Reimagine corn husks

NXplorers students in the University of San Carlos in the Philippines developed a method to repurpose corn husks and convert them into bioplastic, helping to solve the increasing problem of waste and plastic pollution in one of the country’s largest and most highly populated cities, Cebu City.

Waste management is one of the most pressing issues facing the world today. For highly progressive and heavily populated areas, like Cebu City, the use of plastic has aggravated this problem. Studies show that by the year 2050, the amount of plastic will surpass the number of fish in the world’s oceans, with a ratio of at least 1:1, which inherently endangers our water supply.

Meanwhile, corn, a widely produced crop in the region used in both the food and feeds industry, adds to the waste problem. Each year, 4.4 million tonnes of corn waste is discarded and thrown away from corn production.

NXplorers students from the University of San Carlos saw an opportunity to develop a local and sustainable solution to this ever-growing global waste problem. They took abundant and readily available resources in their community – waste corn husks and seaweed - to produce bioplastic, a biodegradable version of the current plastics commonly used for packaging.

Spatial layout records
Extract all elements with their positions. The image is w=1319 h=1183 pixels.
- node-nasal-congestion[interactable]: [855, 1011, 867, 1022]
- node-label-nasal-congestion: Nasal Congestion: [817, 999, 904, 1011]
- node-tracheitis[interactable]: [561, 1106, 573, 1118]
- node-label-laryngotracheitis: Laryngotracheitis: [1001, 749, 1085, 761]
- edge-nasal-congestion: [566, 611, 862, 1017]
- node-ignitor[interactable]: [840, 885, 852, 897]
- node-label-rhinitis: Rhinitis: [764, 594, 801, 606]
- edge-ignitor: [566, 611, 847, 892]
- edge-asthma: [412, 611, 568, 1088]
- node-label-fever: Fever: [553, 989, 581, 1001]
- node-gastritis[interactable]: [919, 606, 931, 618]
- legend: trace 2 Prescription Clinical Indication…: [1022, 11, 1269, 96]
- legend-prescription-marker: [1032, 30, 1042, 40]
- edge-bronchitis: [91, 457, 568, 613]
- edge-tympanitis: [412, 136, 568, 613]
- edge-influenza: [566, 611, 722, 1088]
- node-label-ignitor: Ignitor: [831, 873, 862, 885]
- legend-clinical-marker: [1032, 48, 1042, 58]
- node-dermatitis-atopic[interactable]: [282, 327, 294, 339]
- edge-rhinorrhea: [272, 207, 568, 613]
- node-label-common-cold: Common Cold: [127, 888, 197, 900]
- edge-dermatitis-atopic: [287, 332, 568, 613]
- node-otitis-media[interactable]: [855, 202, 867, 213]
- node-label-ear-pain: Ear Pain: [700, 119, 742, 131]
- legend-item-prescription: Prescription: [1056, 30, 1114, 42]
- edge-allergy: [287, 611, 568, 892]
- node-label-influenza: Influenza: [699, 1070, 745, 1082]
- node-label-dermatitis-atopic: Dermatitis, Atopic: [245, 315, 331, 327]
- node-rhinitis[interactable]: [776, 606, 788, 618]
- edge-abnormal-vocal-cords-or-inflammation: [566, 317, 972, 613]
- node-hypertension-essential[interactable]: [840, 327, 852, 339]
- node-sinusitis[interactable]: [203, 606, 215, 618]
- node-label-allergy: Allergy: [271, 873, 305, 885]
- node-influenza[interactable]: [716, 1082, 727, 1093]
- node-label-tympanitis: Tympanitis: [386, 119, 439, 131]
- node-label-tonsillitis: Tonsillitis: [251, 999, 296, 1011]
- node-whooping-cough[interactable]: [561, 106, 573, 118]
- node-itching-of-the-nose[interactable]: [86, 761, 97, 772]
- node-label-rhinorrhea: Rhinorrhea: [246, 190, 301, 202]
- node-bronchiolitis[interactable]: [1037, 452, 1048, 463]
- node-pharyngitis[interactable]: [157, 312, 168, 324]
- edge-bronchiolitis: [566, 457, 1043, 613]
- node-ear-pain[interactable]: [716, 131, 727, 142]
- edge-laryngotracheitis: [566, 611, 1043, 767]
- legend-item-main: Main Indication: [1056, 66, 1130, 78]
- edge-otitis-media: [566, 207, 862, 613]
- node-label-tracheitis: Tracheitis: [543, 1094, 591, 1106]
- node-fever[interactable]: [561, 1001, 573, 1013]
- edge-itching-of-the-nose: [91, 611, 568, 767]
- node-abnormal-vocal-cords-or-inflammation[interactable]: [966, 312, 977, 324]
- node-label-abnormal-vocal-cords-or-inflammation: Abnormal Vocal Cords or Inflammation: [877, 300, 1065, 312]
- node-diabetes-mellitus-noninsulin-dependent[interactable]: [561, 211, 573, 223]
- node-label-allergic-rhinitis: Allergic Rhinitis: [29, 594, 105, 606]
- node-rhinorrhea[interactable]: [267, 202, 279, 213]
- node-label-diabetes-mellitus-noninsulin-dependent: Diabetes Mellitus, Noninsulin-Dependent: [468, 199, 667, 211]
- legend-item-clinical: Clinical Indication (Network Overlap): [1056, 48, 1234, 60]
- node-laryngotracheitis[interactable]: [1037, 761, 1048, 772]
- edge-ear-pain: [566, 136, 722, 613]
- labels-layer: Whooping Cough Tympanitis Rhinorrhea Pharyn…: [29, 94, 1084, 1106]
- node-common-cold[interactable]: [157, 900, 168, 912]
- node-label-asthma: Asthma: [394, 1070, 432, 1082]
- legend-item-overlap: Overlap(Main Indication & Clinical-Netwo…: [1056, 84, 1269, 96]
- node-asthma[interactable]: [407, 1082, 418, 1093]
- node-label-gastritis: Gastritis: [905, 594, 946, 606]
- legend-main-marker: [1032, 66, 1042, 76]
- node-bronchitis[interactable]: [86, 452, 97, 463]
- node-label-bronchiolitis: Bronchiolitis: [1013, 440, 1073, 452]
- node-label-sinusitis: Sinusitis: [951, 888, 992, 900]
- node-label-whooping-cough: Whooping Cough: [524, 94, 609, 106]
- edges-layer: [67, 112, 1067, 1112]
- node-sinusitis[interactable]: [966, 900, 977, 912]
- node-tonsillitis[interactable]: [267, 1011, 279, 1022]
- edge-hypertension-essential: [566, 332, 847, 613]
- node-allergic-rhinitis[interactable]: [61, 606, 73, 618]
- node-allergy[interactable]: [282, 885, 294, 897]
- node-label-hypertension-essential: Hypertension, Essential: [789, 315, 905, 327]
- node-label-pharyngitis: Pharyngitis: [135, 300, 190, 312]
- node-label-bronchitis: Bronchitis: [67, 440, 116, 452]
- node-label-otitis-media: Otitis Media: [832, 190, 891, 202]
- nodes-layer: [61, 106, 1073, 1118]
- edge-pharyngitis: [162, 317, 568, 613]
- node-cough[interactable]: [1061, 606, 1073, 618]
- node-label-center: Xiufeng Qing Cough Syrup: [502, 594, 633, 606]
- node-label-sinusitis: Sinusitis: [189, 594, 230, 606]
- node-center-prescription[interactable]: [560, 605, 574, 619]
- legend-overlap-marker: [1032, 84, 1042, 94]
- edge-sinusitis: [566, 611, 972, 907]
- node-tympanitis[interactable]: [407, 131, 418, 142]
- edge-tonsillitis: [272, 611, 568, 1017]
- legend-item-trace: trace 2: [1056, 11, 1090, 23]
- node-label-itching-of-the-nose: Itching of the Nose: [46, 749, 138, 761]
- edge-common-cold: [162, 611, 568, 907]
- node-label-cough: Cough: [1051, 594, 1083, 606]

### To do
1. In the corn husks text, how much corn waste is discarded each year from corn production?
2. List every proper name that appears in the corn husks text.
3. Retype everything in the corn husks text from "Waste management is" down to "our water supply.".

### Answers per task
1. 4.4 million tonnes

2. NXplorers, University of San Carlos, Philippines, Cebu City

3.
Waste management is one of the most pressing issues facing the world today. For highly progressive and heavily populated areas, like Cebu City, the use of plastic has aggravated this problem. Studies show that by the year 2050, the amount of plastic will surpass the number of fish in the world’s oceans, with a ratio of at least 1:1, which inherently endangers our water supply.